## [Objective]
Present the following entries again, word for word and in full.

## [Data shown]

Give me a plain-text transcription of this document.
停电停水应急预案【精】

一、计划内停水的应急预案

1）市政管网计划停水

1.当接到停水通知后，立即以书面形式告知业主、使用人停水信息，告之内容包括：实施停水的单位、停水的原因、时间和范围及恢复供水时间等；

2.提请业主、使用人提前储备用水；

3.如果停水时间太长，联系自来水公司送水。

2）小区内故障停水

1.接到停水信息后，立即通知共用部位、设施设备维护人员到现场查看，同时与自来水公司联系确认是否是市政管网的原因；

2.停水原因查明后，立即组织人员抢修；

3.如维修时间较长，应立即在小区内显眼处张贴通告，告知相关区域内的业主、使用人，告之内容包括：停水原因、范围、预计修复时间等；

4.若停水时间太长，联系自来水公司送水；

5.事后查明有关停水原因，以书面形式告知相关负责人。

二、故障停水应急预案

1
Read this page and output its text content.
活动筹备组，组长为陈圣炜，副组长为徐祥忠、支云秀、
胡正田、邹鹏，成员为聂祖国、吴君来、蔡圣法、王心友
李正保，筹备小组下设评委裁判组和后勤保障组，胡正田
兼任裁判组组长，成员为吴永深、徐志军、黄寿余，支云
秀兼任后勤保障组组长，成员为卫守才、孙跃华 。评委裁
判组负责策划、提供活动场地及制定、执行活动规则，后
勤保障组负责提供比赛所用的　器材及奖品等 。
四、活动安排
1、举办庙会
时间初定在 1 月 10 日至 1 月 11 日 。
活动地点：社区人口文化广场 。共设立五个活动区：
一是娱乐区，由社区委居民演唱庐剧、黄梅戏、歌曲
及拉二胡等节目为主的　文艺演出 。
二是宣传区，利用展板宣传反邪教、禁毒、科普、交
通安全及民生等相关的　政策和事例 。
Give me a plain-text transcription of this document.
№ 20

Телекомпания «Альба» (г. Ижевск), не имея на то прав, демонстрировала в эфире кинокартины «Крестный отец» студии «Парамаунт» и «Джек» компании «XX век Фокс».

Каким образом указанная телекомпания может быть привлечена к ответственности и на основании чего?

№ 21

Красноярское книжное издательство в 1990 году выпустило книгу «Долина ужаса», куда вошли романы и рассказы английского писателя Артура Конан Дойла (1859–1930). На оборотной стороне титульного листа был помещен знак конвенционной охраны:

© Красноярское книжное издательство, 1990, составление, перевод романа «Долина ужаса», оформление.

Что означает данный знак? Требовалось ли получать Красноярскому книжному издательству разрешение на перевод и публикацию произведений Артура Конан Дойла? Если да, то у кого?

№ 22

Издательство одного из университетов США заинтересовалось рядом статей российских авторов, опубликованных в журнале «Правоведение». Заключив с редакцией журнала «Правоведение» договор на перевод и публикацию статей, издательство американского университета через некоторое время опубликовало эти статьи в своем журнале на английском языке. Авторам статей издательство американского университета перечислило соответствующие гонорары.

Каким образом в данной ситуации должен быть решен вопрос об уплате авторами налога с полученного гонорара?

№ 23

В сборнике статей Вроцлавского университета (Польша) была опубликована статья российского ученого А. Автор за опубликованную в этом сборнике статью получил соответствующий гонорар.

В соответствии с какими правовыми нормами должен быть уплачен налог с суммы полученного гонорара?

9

## [Exercise answer]
Give me a plain-text transcription of this document.
停电停水应急预案【精】

一、计划内停水的应急预案

1）市政管网计划停水

1.当接到停水通知后，立即以书面形式告知业主、使用人停水信息，告之内容包括：实施停水的单位、停水的原因、时间和范围及恢复供水时间等；

2.提请业主、使用人提前储备用水；

3.如果停水时间太长，联系自来水公司送水。

2）小区内故障停水

1.接到停水信息后，立即通知共用部位、设施设备维护人员到现场查看，同时与自来水公司联系确认是否是市政管网的原因；

2.停水原因查明后，立即组织人员抢修；

3.如维修时间较长，应立即在小区内显眼处张贴通告，告知相关区域内的业主、使用人，告之内容包括：停水原因、范围、预计修复时间等；

4.若停水时间太长，联系自来水公司送水；

5.事后查明有关停水原因，以书面形式告知相关负责人。

二、故障停水应急预案

1
Read this page and output its text content.
活动筹备组，组长为陈圣炜，副组长为徐祥忠、支云秀、
胡正田、邹鹏，成员为聂祖国、吴君来、蔡圣法、王心友
李正保，筹备小组下设评委裁判组和后勤保障组，胡正田
兼任裁判组组长，成员为吴永深、徐志军、黄寿余，支云
秀兼任后勤保障组组长，成员为卫守才、孙跃华 。评委裁
判组负责策划、提供活动场地及制定、执行活动规则，后
勤保障组负责提供比赛所用的　器材及奖品等 。
四、活动安排
1、举办庙会
时间初定在 1 月 10 日至 1 月 11 日 。
活动地点：社区人口文化广场 。共设立五个活动区：
一是娱乐区，由社区委居民演唱庐剧、黄梅戏、歌曲
及拉二胡等节目为主的　文艺演出 。
二是宣传区，利用展板宣传反邪教、禁毒、科普、交
通安全及民生等相关的　政策和事例 。
Give me a plain-text transcription of this document.
№ 20

Телекомпания «Альба» (г. Ижевск), не имея на то прав, демонстрировала в эфире кинокартины «Крестный отец» студии «Парамаунт» и «Джек» компании «XX век Фокс».

Каким образом указанная телекомпания может быть привлечена к ответственности и на основании чего?

№ 21

Красноярское книжное издательство в 1990 году выпустило книгу «Долина ужаса», куда вошли романы и рассказы английского писателя Артура Конан Дойла (1859–1930). На оборотной стороне титульного листа был помещен знак конвенционной охраны:

© Красноярское книжное издательство, 1990, составление, перевод романа «Долина ужаса», оформление.

Что означает данный знак? Требовалось ли получать Красноярскому книжному издательству разрешение на перевод и публикацию произведений Артура Конан Дойла? Если да, то у кого?

№ 22

Издательство одного из университетов США заинтересовалось рядом статей российских авторов, опубликованных в журнале «Правоведение». Заключив с редакцией журнала «Правоведение» договор на перевод и публикацию статей, издательство американского университета через некоторое время опубликовало эти статьи в своем журнале на английском языке. Авторам статей издательство американского университета перечислило соответствующие гонорары.

Каким образом в данной ситуации должен быть решен вопрос об уплате авторами налога с полученного гонорара?

№ 23

В сборнике статей Вроцлавского университета (Польша) была опубликована статья российского ученого А. Автор за опубликованную в этом сборнике статью получил соответствующий гонорар.

В соответствии с какими правовыми нормами должен быть уплачен налог с суммы полученного гонорара?

9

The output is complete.